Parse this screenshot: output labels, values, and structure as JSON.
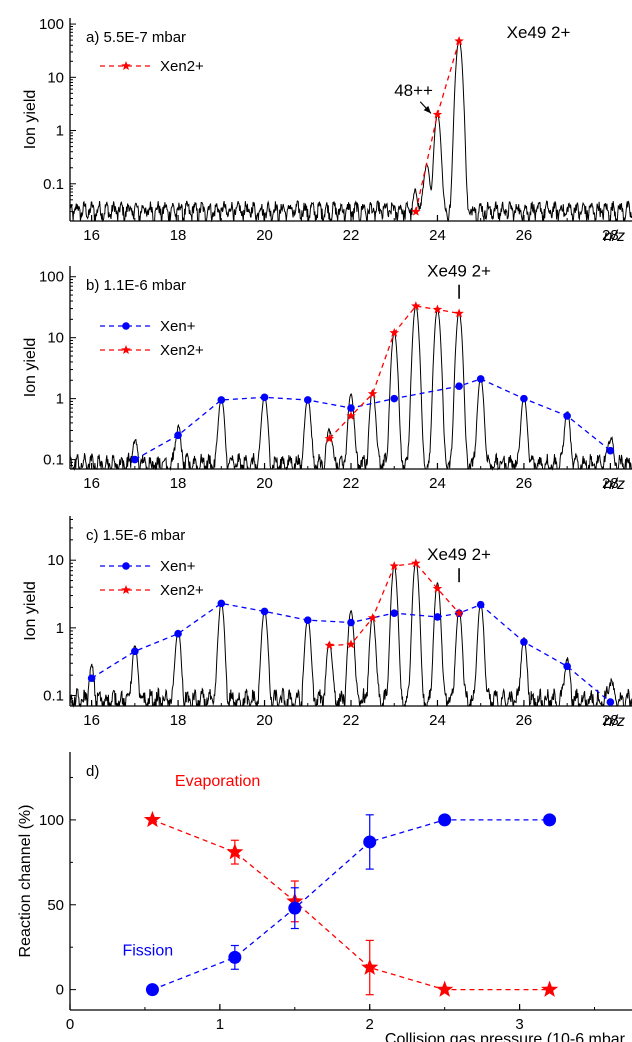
{
  "chart_data": [
    {
      "panel": "a",
      "type": "line",
      "label": "a) 5.5E-7 mbar",
      "xlabel": "n/z",
      "ylabel": "Ion yield",
      "yscale": "log",
      "xlim": [
        15.5,
        28.5
      ],
      "ylim": [
        0.02,
        130
      ],
      "xticks": [
        16,
        18,
        20,
        22,
        24,
        26,
        28
      ],
      "yticks": [
        {
          "value": 0.1,
          "label": "0.1"
        },
        {
          "value": 1,
          "label": "1"
        },
        {
          "value": 10,
          "label": "10"
        },
        {
          "value": 100,
          "label": "100"
        }
      ],
      "legend": [
        {
          "text": "Xen2+",
          "style": "star-red"
        }
      ],
      "spectrum": {
        "baseline": 0.032,
        "peaks": [
          [
            23.5,
            0.035
          ],
          [
            23.75,
            0.2
          ],
          [
            24.0,
            2.0
          ],
          [
            24.5,
            50.0
          ]
        ]
      },
      "series": [
        {
          "name": "Xen2+",
          "marker": "star",
          "color": "#ff0000",
          "x": [
            23.5,
            24.0,
            24.5
          ],
          "y": [
            0.03,
            2.0,
            48.0
          ]
        }
      ],
      "annotations": [
        {
          "text": "Xe49 2+",
          "x": 25.6,
          "y": 55
        },
        {
          "text": "48++",
          "x": 23.0,
          "y": 4.5,
          "arrow_to": [
            23.85,
            2.1
          ]
        }
      ]
    },
    {
      "panel": "b",
      "type": "line",
      "label": "b) 1.1E-6 mbar",
      "xlabel": "n/z",
      "ylabel": "Ion yield",
      "yscale": "log",
      "xlim": [
        15.5,
        28.5
      ],
      "ylim": [
        0.07,
        150
      ],
      "xticks": [
        16,
        18,
        20,
        22,
        24,
        26,
        28
      ],
      "yticks": [
        {
          "value": 0.1,
          "label": "0.1"
        },
        {
          "value": 1,
          "label": "1"
        },
        {
          "value": 10,
          "label": "10"
        },
        {
          "value": 100,
          "label": "100"
        }
      ],
      "legend": [
        {
          "text": "Xen+",
          "style": "circle-blue"
        },
        {
          "text": "Xen2+",
          "style": "star-red"
        }
      ],
      "spectrum": {
        "baseline": 0.085,
        "peaks": [
          [
            17.0,
            0.11
          ],
          [
            18.0,
            0.26
          ],
          [
            19.0,
            0.95
          ],
          [
            20.0,
            1.05
          ],
          [
            21.0,
            0.95
          ],
          [
            21.5,
            0.23
          ],
          [
            22.0,
            1.1
          ],
          [
            22.5,
            1.3
          ],
          [
            23.0,
            12.0
          ],
          [
            23.5,
            33.0
          ],
          [
            24.0,
            29.0
          ],
          [
            24.5,
            26.0
          ],
          [
            25.0,
            2.1
          ],
          [
            26.0,
            1.0
          ],
          [
            27.0,
            0.53
          ],
          [
            28.0,
            0.15
          ]
        ]
      },
      "series": [
        {
          "name": "Xen+",
          "marker": "circle",
          "color": "#0000ff",
          "x": [
            17,
            18,
            19,
            20,
            21,
            22,
            23,
            24.5,
            25,
            26,
            27,
            28
          ],
          "y": [
            0.1,
            0.25,
            0.95,
            1.05,
            0.95,
            0.7,
            1.0,
            1.6,
            2.1,
            1.0,
            0.52,
            0.14
          ]
        },
        {
          "name": "Xen2+",
          "marker": "star",
          "color": "#ff0000",
          "x": [
            21.5,
            22.0,
            22.5,
            23.0,
            23.5,
            24.0,
            24.5
          ],
          "y": [
            0.22,
            0.52,
            1.2,
            12.0,
            33.0,
            29.0,
            25.0
          ]
        }
      ],
      "annotations": [
        {
          "text": "Xe49 2+",
          "x": 24.5,
          "y": 100,
          "tick_at": 24.5
        }
      ]
    },
    {
      "panel": "c",
      "type": "line",
      "label": "c) 1.5E-6 mbar",
      "xlabel": "n/z",
      "ylabel": "Ion yield",
      "yscale": "log",
      "xlim": [
        15.5,
        28.5
      ],
      "ylim": [
        0.07,
        45
      ],
      "xticks": [
        16,
        18,
        20,
        22,
        24,
        26,
        28
      ],
      "yticks": [
        {
          "value": 0.1,
          "label": "0.1"
        },
        {
          "value": 1,
          "label": "1"
        },
        {
          "value": 10,
          "label": "10"
        }
      ],
      "legend": [
        {
          "text": "Xen+",
          "style": "circle-blue"
        },
        {
          "text": "Xen2+",
          "style": "star-red"
        }
      ],
      "spectrum": {
        "baseline": 0.085,
        "peaks": [
          [
            16.0,
            0.17
          ],
          [
            17.0,
            0.45
          ],
          [
            18.0,
            0.82
          ],
          [
            19.0,
            2.3
          ],
          [
            20.0,
            1.75
          ],
          [
            21.0,
            1.3
          ],
          [
            21.5,
            0.55
          ],
          [
            22.0,
            1.7
          ],
          [
            22.5,
            1.4
          ],
          [
            23.0,
            8.2
          ],
          [
            23.5,
            9.5
          ],
          [
            24.0,
            4.5
          ],
          [
            24.5,
            1.7
          ],
          [
            25.0,
            2.2
          ],
          [
            26.0,
            0.62
          ],
          [
            27.0,
            0.26
          ],
          [
            28.0,
            0.08
          ]
        ]
      },
      "series": [
        {
          "name": "Xen+",
          "marker": "circle",
          "color": "#0000ff",
          "x": [
            16,
            17,
            18,
            19,
            20,
            21,
            22,
            23,
            24,
            24.5,
            25,
            26,
            27,
            28
          ],
          "y": [
            0.18,
            0.45,
            0.82,
            2.3,
            1.75,
            1.3,
            1.2,
            1.65,
            1.45,
            1.65,
            2.2,
            0.62,
            0.27,
            0.08
          ]
        },
        {
          "name": "Xen2+",
          "marker": "star",
          "color": "#ff0000",
          "x": [
            21.5,
            22.0,
            22.5,
            23.0,
            23.5,
            24.0,
            24.5
          ],
          "y": [
            0.55,
            0.57,
            1.4,
            8.2,
            9.0,
            3.8,
            1.65
          ]
        }
      ],
      "annotations": [
        {
          "text": "Xe49 2+",
          "x": 24.5,
          "y": 10,
          "tick_at": 24.5
        }
      ]
    },
    {
      "panel": "d",
      "type": "scatter",
      "label": "d)",
      "xlabel": "Collision gas pressure (10-6 mbar",
      "ylabel": "Reaction channel (%)",
      "yscale": "linear",
      "xlim": [
        0,
        3.75
      ],
      "ylim": [
        -12,
        140
      ],
      "xticks": [
        0,
        1,
        2,
        3
      ],
      "yticks": [
        {
          "value": 0,
          "label": "0"
        },
        {
          "value": 50,
          "label": "50"
        },
        {
          "value": 100,
          "label": "100"
        }
      ],
      "series": [
        {
          "name": "Evaporation",
          "marker": "star",
          "color": "#ff0000",
          "x": [
            0.55,
            1.1,
            1.5,
            2.0,
            2.5,
            3.2
          ],
          "y": [
            100,
            81,
            52,
            13,
            0,
            0
          ],
          "err": [
            0,
            7,
            12,
            16,
            0,
            0
          ]
        },
        {
          "name": "Fission",
          "marker": "circle",
          "color": "#0000ff",
          "x": [
            0.55,
            1.1,
            1.5,
            2.0,
            2.5,
            3.2
          ],
          "y": [
            0,
            19,
            48,
            87,
            100,
            100
          ],
          "err": [
            0,
            7,
            12,
            16,
            0,
            0
          ]
        }
      ],
      "series_labels": [
        {
          "text": "Evaporation",
          "color": "#ff0000",
          "x": 0.7,
          "y": 120
        },
        {
          "text": "Fission",
          "color": "#0000ff",
          "x": 0.35,
          "y": 20
        }
      ]
    }
  ]
}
..............................
Write every entry out again exactly, dropping the pictures.

CORRECT OUTPUT
Parse this screenshot: output labels, values, and structure as JSON.
{
  "chart_data": [
    {
      "panel": "a",
      "type": "line",
      "label": "a) 5.5E-7 mbar",
      "xlabel": "n/z",
      "ylabel": "Ion yield",
      "yscale": "log",
      "xlim": [
        15.5,
        28.5
      ],
      "ylim": [
        0.02,
        130
      ],
      "xticks": [
        16,
        18,
        20,
        22,
        24,
        26,
        28
      ],
      "yticks": [
        {
          "value": 0.1,
          "label": "0.1"
        },
        {
          "value": 1,
          "label": "1"
        },
        {
          "value": 10,
          "label": "10"
        },
        {
          "value": 100,
          "label": "100"
        }
      ],
      "legend": [
        {
          "text": "Xen2+",
          "style": "star-red"
        }
      ],
      "spectrum": {
        "baseline": 0.032,
        "peaks": [
          [
            23.5,
            0.035
          ],
          [
            23.75,
            0.2
          ],
          [
            24.0,
            2.0
          ],
          [
            24.5,
            50.0
          ]
        ]
      },
      "series": [
        {
          "name": "Xen2+",
          "marker": "star",
          "color": "#ff0000",
          "x": [
            23.5,
            24.0,
            24.5
          ],
          "y": [
            0.03,
            2.0,
            48.0
          ]
        }
      ],
      "annotations": [
        {
          "text": "Xe49 2+",
          "x": 25.6,
          "y": 55
        },
        {
          "text": "48++",
          "x": 23.0,
          "y": 4.5,
          "arrow_to": [
            23.85,
            2.1
          ]
        }
      ]
    },
    {
      "panel": "b",
      "type": "line",
      "label": "b) 1.1E-6 mbar",
      "xlabel": "n/z",
      "ylabel": "Ion yield",
      "yscale": "log",
      "xlim": [
        15.5,
        28.5
      ],
      "ylim": [
        0.07,
        150
      ],
      "xticks": [
        16,
        18,
        20,
        22,
        24,
        26,
        28
      ],
      "yticks": [
        {
          "value": 0.1,
          "label": "0.1"
        },
        {
          "value": 1,
          "label": "1"
        },
        {
          "value": 10,
          "label": "10"
        },
        {
          "value": 100,
          "label": "100"
        }
      ],
      "legend": [
        {
          "text": "Xen+",
          "style": "circle-blue"
        },
        {
          "text": "Xen2+",
          "style": "star-red"
        }
      ],
      "spectrum": {
        "baseline": 0.085,
        "peaks": [
          [
            17.0,
            0.11
          ],
          [
            18.0,
            0.26
          ],
          [
            19.0,
            0.95
          ],
          [
            20.0,
            1.05
          ],
          [
            21.0,
            0.95
          ],
          [
            21.5,
            0.23
          ],
          [
            22.0,
            1.1
          ],
          [
            22.5,
            1.3
          ],
          [
            23.0,
            12.0
          ],
          [
            23.5,
            33.0
          ],
          [
            24.0,
            29.0
          ],
          [
            24.5,
            26.0
          ],
          [
            25.0,
            2.1
          ],
          [
            26.0,
            1.0
          ],
          [
            27.0,
            0.53
          ],
          [
            28.0,
            0.15
          ]
        ]
      },
      "series": [
        {
          "name": "Xen+",
          "marker": "circle",
          "color": "#0000ff",
          "x": [
            17,
            18,
            19,
            20,
            21,
            22,
            23,
            24.5,
            25,
            26,
            27,
            28
          ],
          "y": [
            0.1,
            0.25,
            0.95,
            1.05,
            0.95,
            0.7,
            1.0,
            1.6,
            2.1,
            1.0,
            0.52,
            0.14
          ]
        },
        {
          "name": "Xen2+",
          "marker": "star",
          "color": "#ff0000",
          "x": [
            21.5,
            22.0,
            22.5,
            23.0,
            23.5,
            24.0,
            24.5
          ],
          "y": [
            0.22,
            0.52,
            1.2,
            12.0,
            33.0,
            29.0,
            25.0
          ]
        }
      ],
      "annotations": [
        {
          "text": "Xe49 2+",
          "x": 24.5,
          "y": 100,
          "tick_at": 24.5
        }
      ]
    },
    {
      "panel": "c",
      "type": "line",
      "label": "c) 1.5E-6 mbar",
      "xlabel": "n/z",
      "ylabel": "Ion yield",
      "yscale": "log",
      "xlim": [
        15.5,
        28.5
      ],
      "ylim": [
        0.07,
        45
      ],
      "xticks": [
        16,
        18,
        20,
        22,
        24,
        26,
        28
      ],
      "yticks": [
        {
          "value": 0.1,
          "label": "0.1"
        },
        {
          "value": 1,
          "label": "1"
        },
        {
          "value": 10,
          "label": "10"
        }
      ],
      "legend": [
        {
          "text": "Xen+",
          "style": "circle-blue"
        },
        {
          "text": "Xen2+",
          "style": "star-red"
        }
      ],
      "spectrum": {
        "baseline": 0.085,
        "peaks": [
          [
            16.0,
            0.17
          ],
          [
            17.0,
            0.45
          ],
          [
            18.0,
            0.82
          ],
          [
            19.0,
            2.3
          ],
          [
            20.0,
            1.75
          ],
          [
            21.0,
            1.3
          ],
          [
            21.5,
            0.55
          ],
          [
            22.0,
            1.7
          ],
          [
            22.5,
            1.4
          ],
          [
            23.0,
            8.2
          ],
          [
            23.5,
            9.5
          ],
          [
            24.0,
            4.5
          ],
          [
            24.5,
            1.7
          ],
          [
            25.0,
            2.2
          ],
          [
            26.0,
            0.62
          ],
          [
            27.0,
            0.26
          ],
          [
            28.0,
            0.08
          ]
        ]
      },
      "series": [
        {
          "name": "Xen+",
          "marker": "circle",
          "color": "#0000ff",
          "x": [
            16,
            17,
            18,
            19,
            20,
            21,
            22,
            23,
            24,
            24.5,
            25,
            26,
            27,
            28
          ],
          "y": [
            0.18,
            0.45,
            0.82,
            2.3,
            1.75,
            1.3,
            1.2,
            1.65,
            1.45,
            1.65,
            2.2,
            0.62,
            0.27,
            0.08
          ]
        },
        {
          "name": "Xen2+",
          "marker": "star",
          "color": "#ff0000",
          "x": [
            21.5,
            22.0,
            22.5,
            23.0,
            23.5,
            24.0,
            24.5
          ],
          "y": [
            0.55,
            0.57,
            1.4,
            8.2,
            9.0,
            3.8,
            1.65
          ]
        }
      ],
      "annotations": [
        {
          "text": "Xe49 2+",
          "x": 24.5,
          "y": 10,
          "tick_at": 24.5
        }
      ]
    },
    {
      "panel": "d",
      "type": "scatter",
      "label": "d)",
      "xlabel": "Collision gas pressure (10-6 mbar",
      "ylabel": "Reaction channel (%)",
      "yscale": "linear",
      "xlim": [
        0,
        3.75
      ],
      "ylim": [
        -12,
        140
      ],
      "xticks": [
        0,
        1,
        2,
        3
      ],
      "yticks": [
        {
          "value": 0,
          "label": "0"
        },
        {
          "value": 50,
          "label": "50"
        },
        {
          "value": 100,
          "label": "100"
        }
      ],
      "series": [
        {
          "name": "Evaporation",
          "marker": "star",
          "color": "#ff0000",
          "x": [
            0.55,
            1.1,
            1.5,
            2.0,
            2.5,
            3.2
          ],
          "y": [
            100,
            81,
            52,
            13,
            0,
            0
          ],
          "err": [
            0,
            7,
            12,
            16,
            0,
            0
          ]
        },
        {
          "name": "Fission",
          "marker": "circle",
          "color": "#0000ff",
          "x": [
            0.55,
            1.1,
            1.5,
            2.0,
            2.5,
            3.2
          ],
          "y": [
            0,
            19,
            48,
            87,
            100,
            100
          ],
          "err": [
            0,
            7,
            12,
            16,
            0,
            0
          ]
        }
      ],
      "series_labels": [
        {
          "text": "Evaporation",
          "color": "#ff0000",
          "x": 0.7,
          "y": 120
        },
        {
          "text": "Fission",
          "color": "#0000ff",
          "x": 0.35,
          "y": 20
        }
      ]
    }
  ]
}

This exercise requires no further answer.